> GIVEN REQUEST: Look for "Inventories" in each line of the entries, and return the matching lines.

> INFORMATION SUPPLIED:
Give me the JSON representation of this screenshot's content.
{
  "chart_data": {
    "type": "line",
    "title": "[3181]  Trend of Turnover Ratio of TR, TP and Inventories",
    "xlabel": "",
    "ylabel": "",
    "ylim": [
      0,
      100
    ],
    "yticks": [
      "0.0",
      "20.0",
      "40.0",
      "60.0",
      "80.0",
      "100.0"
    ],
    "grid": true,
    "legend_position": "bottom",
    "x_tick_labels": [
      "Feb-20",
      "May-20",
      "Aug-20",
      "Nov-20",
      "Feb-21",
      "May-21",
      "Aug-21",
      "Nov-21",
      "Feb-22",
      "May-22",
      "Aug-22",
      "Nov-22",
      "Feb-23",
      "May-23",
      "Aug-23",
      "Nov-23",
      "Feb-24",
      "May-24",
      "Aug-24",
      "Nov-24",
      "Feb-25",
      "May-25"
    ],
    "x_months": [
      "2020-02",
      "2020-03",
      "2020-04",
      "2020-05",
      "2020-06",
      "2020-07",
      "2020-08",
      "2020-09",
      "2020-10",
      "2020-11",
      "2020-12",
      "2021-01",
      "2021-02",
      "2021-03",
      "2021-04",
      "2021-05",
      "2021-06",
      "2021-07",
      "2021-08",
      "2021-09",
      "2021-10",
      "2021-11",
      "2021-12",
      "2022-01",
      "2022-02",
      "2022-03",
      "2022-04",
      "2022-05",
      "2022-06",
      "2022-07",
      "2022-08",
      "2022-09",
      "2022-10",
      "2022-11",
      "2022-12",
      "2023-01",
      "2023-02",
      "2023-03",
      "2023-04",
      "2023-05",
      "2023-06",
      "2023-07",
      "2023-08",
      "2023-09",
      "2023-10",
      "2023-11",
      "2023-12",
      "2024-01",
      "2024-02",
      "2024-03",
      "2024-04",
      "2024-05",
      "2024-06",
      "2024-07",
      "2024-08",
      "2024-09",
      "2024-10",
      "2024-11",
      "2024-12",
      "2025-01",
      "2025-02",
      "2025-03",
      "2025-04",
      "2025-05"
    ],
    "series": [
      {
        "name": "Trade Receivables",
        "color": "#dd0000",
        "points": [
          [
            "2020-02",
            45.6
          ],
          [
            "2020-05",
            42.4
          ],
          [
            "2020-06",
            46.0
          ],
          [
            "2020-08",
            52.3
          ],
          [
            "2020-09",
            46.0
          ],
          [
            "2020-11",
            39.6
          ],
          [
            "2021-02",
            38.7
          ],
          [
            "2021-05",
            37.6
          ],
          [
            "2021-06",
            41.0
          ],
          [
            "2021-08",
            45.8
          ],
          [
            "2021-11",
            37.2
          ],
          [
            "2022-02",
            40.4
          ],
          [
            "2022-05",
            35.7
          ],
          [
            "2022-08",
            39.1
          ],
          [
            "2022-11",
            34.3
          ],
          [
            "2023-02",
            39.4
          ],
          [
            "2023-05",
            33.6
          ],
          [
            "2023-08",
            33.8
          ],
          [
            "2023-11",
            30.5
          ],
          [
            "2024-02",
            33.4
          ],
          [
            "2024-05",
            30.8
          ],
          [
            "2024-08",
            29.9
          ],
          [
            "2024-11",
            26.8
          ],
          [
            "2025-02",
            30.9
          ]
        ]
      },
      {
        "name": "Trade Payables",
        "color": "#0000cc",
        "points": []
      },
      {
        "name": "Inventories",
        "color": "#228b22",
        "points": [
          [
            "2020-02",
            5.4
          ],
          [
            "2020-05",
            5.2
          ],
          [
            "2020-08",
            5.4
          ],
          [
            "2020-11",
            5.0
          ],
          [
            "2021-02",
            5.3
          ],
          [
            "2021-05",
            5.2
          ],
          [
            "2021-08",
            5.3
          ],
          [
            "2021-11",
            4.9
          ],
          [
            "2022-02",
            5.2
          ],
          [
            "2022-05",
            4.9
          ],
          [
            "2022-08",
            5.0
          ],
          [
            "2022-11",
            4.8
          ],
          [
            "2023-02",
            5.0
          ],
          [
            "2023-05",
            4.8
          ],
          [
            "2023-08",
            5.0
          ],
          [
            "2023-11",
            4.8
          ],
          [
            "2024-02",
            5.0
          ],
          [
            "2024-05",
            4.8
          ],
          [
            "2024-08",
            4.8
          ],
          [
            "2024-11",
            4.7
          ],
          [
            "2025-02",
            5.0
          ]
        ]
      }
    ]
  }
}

> TASK SOLUTION:
    "title": "[3181]  Trend of Turnover Ratio of TR, TP and Inventories",
        "name": "Inventories",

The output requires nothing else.